• _Instruction_
Copy every line of the records below that holds the word "срезу".

• _Raw records_
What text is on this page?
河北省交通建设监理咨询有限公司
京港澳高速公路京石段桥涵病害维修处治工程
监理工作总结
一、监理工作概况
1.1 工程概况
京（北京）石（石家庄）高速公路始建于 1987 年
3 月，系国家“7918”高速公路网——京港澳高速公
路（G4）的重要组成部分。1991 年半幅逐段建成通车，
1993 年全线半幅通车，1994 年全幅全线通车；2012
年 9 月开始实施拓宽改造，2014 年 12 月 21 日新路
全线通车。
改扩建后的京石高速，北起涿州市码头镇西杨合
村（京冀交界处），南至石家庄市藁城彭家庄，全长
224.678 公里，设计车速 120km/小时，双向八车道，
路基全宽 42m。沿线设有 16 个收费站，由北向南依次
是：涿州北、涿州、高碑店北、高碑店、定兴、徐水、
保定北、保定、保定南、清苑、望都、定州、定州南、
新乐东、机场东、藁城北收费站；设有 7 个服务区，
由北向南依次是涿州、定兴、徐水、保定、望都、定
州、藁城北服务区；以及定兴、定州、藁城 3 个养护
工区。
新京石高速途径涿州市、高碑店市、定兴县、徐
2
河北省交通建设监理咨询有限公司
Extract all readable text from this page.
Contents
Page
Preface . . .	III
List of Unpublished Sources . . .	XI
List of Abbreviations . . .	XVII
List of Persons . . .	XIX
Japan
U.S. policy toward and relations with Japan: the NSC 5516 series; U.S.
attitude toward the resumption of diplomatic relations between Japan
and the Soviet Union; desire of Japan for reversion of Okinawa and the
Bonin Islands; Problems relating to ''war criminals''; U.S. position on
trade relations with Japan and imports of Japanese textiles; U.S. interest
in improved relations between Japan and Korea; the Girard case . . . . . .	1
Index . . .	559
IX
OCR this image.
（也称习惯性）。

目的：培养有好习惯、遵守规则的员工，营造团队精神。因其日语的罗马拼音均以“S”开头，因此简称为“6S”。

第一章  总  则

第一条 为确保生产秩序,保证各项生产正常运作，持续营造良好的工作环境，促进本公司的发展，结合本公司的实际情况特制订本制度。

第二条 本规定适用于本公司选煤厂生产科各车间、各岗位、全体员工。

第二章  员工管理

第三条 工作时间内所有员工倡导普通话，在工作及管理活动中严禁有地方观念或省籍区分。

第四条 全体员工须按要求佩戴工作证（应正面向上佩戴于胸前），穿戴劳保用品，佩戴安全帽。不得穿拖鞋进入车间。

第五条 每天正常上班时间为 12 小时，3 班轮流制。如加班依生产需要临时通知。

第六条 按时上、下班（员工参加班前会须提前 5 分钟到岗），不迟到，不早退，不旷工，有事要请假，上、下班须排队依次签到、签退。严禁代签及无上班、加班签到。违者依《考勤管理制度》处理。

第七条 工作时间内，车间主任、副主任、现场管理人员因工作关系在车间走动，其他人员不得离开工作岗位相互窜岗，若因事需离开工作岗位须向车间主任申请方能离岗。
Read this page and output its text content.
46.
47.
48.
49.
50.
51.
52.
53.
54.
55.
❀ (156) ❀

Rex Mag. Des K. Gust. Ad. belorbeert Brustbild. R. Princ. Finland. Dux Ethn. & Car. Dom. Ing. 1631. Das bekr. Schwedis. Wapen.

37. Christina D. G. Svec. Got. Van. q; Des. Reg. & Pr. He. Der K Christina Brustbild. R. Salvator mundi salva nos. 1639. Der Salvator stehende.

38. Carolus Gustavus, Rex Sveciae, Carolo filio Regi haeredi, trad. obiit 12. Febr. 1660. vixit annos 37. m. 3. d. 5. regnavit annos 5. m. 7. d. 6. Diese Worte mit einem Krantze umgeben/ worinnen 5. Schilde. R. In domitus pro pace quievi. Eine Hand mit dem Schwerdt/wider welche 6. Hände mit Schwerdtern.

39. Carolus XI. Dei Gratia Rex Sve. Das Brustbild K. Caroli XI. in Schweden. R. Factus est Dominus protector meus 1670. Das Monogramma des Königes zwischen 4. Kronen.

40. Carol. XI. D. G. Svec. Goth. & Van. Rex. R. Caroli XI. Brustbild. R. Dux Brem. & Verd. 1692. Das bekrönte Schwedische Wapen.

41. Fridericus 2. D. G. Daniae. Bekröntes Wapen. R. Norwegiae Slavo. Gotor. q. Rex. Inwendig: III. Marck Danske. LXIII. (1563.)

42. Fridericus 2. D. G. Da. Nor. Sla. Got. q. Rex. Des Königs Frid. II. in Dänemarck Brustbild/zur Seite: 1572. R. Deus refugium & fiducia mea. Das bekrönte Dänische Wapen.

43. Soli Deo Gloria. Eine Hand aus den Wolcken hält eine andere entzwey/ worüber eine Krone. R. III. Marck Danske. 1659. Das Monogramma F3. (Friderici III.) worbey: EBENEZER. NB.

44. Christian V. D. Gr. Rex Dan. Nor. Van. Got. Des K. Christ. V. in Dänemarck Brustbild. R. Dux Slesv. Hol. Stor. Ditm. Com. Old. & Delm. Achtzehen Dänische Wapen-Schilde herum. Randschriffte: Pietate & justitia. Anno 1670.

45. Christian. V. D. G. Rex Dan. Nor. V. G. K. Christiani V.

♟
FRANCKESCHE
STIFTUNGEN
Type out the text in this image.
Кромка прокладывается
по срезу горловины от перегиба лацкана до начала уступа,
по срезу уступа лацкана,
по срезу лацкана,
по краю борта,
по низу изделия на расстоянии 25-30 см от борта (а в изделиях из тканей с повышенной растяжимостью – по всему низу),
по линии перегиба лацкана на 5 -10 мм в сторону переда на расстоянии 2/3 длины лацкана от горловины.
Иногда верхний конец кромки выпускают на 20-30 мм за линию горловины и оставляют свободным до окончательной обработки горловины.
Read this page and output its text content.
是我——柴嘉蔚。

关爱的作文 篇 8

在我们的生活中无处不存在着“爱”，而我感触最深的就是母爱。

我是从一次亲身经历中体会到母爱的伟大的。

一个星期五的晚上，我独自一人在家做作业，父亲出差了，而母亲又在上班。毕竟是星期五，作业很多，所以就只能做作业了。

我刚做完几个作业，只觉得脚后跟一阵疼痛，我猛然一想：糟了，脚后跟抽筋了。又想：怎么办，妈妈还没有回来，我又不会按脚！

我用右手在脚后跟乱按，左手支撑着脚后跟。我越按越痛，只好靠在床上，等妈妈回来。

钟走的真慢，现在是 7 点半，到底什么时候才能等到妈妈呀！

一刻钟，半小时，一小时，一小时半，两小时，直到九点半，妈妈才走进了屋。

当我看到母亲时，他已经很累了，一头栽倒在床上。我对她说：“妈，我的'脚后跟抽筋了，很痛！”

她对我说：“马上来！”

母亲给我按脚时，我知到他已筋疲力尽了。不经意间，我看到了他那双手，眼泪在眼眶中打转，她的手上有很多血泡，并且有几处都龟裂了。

• _Written response_
по срезу горловины от перегиба лацкана до начала уступа,
по срезу уступа лацкана,
по срезу лацкана,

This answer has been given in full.